• [Figure data in JSON]:
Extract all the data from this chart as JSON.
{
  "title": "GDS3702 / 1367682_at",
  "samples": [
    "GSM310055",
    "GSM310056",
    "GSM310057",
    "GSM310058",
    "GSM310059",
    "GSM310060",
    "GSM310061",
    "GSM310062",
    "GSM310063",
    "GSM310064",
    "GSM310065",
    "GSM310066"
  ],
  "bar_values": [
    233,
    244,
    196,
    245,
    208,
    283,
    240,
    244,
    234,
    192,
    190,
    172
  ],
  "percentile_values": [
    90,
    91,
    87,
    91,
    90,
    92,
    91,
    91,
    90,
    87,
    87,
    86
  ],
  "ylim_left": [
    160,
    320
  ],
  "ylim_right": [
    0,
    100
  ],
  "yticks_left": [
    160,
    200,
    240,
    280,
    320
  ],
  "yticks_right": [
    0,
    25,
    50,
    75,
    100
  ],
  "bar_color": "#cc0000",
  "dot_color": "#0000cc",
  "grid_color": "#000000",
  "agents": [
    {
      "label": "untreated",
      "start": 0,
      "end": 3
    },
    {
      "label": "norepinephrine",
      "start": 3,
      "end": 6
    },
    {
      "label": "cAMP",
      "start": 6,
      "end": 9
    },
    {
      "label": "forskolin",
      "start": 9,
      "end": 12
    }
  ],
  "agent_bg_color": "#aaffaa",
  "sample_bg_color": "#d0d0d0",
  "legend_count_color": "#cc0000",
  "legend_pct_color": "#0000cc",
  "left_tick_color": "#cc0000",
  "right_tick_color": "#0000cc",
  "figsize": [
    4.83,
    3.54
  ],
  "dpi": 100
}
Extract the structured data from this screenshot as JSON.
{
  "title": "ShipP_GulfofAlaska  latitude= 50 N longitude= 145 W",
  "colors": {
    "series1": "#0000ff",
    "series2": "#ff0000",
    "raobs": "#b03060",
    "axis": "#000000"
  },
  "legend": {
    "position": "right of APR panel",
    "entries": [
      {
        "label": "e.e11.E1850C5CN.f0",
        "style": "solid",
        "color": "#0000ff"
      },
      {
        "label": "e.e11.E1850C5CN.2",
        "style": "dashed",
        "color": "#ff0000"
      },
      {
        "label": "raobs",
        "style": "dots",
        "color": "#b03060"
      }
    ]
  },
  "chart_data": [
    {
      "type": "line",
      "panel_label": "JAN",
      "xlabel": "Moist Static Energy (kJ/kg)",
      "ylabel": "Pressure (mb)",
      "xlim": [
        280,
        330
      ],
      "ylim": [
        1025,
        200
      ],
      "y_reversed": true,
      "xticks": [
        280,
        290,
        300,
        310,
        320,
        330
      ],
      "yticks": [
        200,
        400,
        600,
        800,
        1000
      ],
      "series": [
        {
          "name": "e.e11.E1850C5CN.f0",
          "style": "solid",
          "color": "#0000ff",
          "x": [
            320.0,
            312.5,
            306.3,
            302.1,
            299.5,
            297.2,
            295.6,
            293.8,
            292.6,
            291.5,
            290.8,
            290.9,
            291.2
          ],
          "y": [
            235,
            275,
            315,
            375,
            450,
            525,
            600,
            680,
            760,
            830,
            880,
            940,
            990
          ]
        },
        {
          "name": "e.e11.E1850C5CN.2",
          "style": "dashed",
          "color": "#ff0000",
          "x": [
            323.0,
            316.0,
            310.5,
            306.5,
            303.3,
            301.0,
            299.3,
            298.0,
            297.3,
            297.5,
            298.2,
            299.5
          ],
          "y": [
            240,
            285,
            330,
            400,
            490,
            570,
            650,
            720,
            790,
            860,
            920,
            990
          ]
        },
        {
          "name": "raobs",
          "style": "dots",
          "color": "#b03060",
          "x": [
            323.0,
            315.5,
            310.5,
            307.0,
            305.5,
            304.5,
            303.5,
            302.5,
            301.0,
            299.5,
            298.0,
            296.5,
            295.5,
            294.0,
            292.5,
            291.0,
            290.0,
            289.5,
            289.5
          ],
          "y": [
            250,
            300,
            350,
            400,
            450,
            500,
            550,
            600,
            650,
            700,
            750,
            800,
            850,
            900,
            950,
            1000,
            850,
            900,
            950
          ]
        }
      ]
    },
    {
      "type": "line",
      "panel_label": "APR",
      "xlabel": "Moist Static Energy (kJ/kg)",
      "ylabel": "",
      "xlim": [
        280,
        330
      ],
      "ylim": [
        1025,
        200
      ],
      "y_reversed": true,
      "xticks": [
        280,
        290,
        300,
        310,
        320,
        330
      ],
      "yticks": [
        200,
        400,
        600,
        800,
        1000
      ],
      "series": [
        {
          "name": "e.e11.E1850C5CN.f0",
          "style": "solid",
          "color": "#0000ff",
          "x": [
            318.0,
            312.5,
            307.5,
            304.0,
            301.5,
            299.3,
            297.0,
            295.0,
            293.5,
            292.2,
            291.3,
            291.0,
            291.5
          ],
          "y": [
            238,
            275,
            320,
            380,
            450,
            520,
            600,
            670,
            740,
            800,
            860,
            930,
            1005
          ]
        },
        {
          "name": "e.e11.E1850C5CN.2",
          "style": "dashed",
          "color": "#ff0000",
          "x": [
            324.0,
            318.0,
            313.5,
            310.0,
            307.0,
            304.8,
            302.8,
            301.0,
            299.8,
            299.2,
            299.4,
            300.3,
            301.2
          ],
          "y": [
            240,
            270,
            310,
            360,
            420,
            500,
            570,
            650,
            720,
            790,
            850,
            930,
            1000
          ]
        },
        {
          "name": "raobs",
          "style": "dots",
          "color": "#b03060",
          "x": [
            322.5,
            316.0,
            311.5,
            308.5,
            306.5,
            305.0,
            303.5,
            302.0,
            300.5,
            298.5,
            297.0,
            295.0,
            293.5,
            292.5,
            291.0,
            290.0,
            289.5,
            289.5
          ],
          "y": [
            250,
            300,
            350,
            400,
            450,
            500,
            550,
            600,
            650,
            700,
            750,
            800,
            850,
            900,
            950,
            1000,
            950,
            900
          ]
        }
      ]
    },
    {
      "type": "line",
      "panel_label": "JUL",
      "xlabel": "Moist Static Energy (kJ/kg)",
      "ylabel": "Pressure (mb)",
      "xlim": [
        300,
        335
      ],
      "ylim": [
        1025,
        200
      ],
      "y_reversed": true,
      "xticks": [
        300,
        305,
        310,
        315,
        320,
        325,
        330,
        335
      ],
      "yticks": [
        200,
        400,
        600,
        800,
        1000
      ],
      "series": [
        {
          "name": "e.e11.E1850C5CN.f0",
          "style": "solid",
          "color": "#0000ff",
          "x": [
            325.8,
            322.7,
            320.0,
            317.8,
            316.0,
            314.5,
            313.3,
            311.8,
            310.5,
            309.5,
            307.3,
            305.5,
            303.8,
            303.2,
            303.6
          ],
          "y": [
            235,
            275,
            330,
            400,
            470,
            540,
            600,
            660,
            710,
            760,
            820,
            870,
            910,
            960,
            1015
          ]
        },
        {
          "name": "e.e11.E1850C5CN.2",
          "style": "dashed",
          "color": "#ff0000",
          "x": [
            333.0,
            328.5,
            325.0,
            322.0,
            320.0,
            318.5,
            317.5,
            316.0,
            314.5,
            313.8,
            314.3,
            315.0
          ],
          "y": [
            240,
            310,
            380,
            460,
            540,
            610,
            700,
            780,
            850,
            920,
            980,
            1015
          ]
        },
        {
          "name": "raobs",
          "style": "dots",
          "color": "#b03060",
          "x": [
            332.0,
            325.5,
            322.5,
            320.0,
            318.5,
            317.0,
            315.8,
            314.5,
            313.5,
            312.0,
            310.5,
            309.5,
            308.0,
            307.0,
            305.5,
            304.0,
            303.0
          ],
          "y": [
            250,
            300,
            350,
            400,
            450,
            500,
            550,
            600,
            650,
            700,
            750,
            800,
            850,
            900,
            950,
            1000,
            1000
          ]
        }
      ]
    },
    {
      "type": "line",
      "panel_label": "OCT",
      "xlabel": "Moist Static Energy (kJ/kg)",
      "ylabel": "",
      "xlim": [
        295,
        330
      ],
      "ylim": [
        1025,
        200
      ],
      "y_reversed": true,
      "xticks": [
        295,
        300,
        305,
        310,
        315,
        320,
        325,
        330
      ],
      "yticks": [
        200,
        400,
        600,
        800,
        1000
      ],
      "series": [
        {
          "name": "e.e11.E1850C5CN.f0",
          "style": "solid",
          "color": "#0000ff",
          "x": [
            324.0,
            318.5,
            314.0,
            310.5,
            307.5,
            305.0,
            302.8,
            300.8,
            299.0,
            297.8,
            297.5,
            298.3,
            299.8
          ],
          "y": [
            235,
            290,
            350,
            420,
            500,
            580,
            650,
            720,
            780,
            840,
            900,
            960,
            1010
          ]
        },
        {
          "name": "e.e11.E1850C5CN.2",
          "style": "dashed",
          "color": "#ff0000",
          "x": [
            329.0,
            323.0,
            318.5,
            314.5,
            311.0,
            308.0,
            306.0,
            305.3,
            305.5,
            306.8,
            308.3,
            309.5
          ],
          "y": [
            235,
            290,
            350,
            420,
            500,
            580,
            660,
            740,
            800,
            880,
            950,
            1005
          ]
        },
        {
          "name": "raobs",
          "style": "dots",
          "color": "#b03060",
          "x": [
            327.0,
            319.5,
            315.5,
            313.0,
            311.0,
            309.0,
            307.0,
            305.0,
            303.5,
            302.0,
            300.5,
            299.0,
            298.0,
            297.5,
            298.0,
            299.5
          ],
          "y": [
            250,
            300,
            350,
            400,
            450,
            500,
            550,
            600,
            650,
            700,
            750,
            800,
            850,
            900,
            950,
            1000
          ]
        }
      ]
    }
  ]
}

• [PROBLEM TO SOLVE]: Choose all lines containing the string "Extract" and copy them out.

• [RESULT FOR THIS TASK]:
Extract all the data from this chart as JSON.
Extract the structured data from this screenshot as JSON.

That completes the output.